The entries should be given again in full. Alter nothing.

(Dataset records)
___

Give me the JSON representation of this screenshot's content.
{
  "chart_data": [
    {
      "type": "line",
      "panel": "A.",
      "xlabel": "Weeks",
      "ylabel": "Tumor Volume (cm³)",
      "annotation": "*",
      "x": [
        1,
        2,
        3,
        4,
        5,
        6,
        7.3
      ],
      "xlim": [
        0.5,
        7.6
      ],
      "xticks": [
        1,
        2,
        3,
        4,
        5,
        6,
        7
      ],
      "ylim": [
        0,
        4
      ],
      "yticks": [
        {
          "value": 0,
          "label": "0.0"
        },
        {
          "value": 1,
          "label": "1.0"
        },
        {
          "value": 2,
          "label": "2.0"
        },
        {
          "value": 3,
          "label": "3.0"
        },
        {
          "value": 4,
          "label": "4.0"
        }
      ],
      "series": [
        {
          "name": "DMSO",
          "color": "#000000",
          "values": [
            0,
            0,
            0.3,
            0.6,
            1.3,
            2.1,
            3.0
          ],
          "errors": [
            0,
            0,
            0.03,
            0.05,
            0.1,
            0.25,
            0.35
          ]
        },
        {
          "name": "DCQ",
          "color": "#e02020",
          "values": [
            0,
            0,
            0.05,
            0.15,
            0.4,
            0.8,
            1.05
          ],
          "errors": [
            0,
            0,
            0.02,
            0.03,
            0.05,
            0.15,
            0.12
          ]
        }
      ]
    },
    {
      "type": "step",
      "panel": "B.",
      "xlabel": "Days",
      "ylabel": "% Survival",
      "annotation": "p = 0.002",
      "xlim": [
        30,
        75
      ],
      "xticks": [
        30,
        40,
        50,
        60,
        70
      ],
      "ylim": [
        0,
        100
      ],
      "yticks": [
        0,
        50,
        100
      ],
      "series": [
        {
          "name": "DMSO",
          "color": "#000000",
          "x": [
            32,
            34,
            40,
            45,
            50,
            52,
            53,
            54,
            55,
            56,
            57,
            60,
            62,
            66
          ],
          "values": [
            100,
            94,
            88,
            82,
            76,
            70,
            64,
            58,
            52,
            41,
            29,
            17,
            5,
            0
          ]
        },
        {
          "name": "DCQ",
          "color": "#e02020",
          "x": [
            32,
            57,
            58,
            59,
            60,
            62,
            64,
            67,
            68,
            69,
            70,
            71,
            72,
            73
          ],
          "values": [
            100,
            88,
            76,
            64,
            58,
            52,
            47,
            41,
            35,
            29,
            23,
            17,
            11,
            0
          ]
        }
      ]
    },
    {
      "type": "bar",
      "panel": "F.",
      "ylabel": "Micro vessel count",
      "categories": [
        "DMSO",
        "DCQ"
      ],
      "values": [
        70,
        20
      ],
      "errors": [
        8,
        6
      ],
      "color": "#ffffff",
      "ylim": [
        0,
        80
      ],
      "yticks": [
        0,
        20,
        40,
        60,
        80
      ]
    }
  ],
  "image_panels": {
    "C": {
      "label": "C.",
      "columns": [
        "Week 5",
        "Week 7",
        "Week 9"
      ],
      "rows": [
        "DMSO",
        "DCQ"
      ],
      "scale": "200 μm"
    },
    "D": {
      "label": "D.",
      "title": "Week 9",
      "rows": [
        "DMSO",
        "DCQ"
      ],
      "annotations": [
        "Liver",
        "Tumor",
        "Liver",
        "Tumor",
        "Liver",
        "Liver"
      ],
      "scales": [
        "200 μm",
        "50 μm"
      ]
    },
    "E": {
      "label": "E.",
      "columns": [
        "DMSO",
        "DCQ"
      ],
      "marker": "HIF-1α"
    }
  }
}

___

**Solution to the problem**.
Give me the JSON representation of this screenshot's content.
{
  "chart_data": [
    {
      "type": "line",
      "panel": "A.",
      "xlabel": "Weeks",
      "ylabel": "Tumor Volume (cm³)",
      "annotation": "*",
      "x": [
        1,
        2,
        3,
        4,
        5,
        6,
        7.3
      ],
      "xlim": [
        0.5,
        7.6
      ],
      "xticks": [
        1,
        2,
        3,
        4,
        5,
        6,
        7
      ],
      "ylim": [
        0,
        4
      ],
      "yticks": [
        {
          "value": 0,
          "label": "0.0"
        },
        {
          "value": 1,
          "label": "1.0"
        },
        {
          "value": 2,
          "label": "2.0"
        },
        {
          "value": 3,
          "label": "3.0"
        },
        {
          "value": 4,
          "label": "4.0"
        }
      ],
      "series": [
        {
          "name": "DMSO",
          "color": "#000000",
          "values": [
            0,
            0,
            0.3,
            0.6,
            1.3,
            2.1,
            3.0
          ],
          "errors": [
            0,
            0,
            0.03,
            0.05,
            0.1,
            0.25,
            0.35
          ]
        },
        {
          "name": "DCQ",
          "color": "#e02020",
          "values": [
            0,
            0,
            0.05,
            0.15,
            0.4,
            0.8,
            1.05
          ],
          "errors": [
            0,
            0,
            0.02,
            0.03,
            0.05,
            0.15,
            0.12
          ]
        }
      ]
    },
    {
      "type": "step",
      "panel": "B.",
      "xlabel": "Days",
      "ylabel": "% Survival",
      "annotation": "p = 0.002",
      "xlim": [
        30,
        75
      ],
      "xticks": [
        30,
        40,
        50,
        60,
        70
      ],
      "ylim": [
        0,
        100
      ],
      "yticks": [
        0,
        50,
        100
      ],
      "series": [
        {
          "name": "DMSO",
          "color": "#000000",
          "x": [
            32,
            34,
            40,
            45,
            50,
            52,
            53,
            54,
            55,
            56,
            57,
            60,
            62,
            66
          ],
          "values": [
            100,
            94,
            88,
            82,
            76,
            70,
            64,
            58,
            52,
            41,
            29,
            17,
            5,
            0
          ]
        },
        {
          "name": "DCQ",
          "color": "#e02020",
          "x": [
            32,
            57,
            58,
            59,
            60,
            62,
            64,
            67,
            68,
            69,
            70,
            71,
            72,
            73
          ],
          "values": [
            100,
            88,
            76,
            64,
            58,
            52,
            47,
            41,
            35,
            29,
            23,
            17,
            11,
            0
          ]
        }
      ]
    },
    {
      "type": "bar",
      "panel": "F.",
      "ylabel": "Micro vessel count",
      "categories": [
        "DMSO",
        "DCQ"
      ],
      "values": [
        70,
        20
      ],
      "errors": [
        8,
        6
      ],
      "color": "#ffffff",
      "ylim": [
        0,
        80
      ],
      "yticks": [
        0,
        20,
        40,
        60,
        80
      ]
    }
  ],
  "image_panels": {
    "C": {
      "label": "C.",
      "columns": [
        "Week 5",
        "Week 7",
        "Week 9"
      ],
      "rows": [
        "DMSO",
        "DCQ"
      ],
      "scale": "200 μm"
    },
    "D": {
      "label": "D.",
      "title": "Week 9",
      "rows": [
        "DMSO",
        "DCQ"
      ],
      "annotations": [
        "Liver",
        "Tumor",
        "Liver",
        "Tumor",
        "Liver",
        "Liver"
      ],
      "scales": [
        "200 μm",
        "50 μm"
      ]
    },
    "E": {
      "label": "E.",
      "columns": [
        "DMSO",
        "DCQ"
      ],
      "marker": "HIF-1α"
    }
  }
}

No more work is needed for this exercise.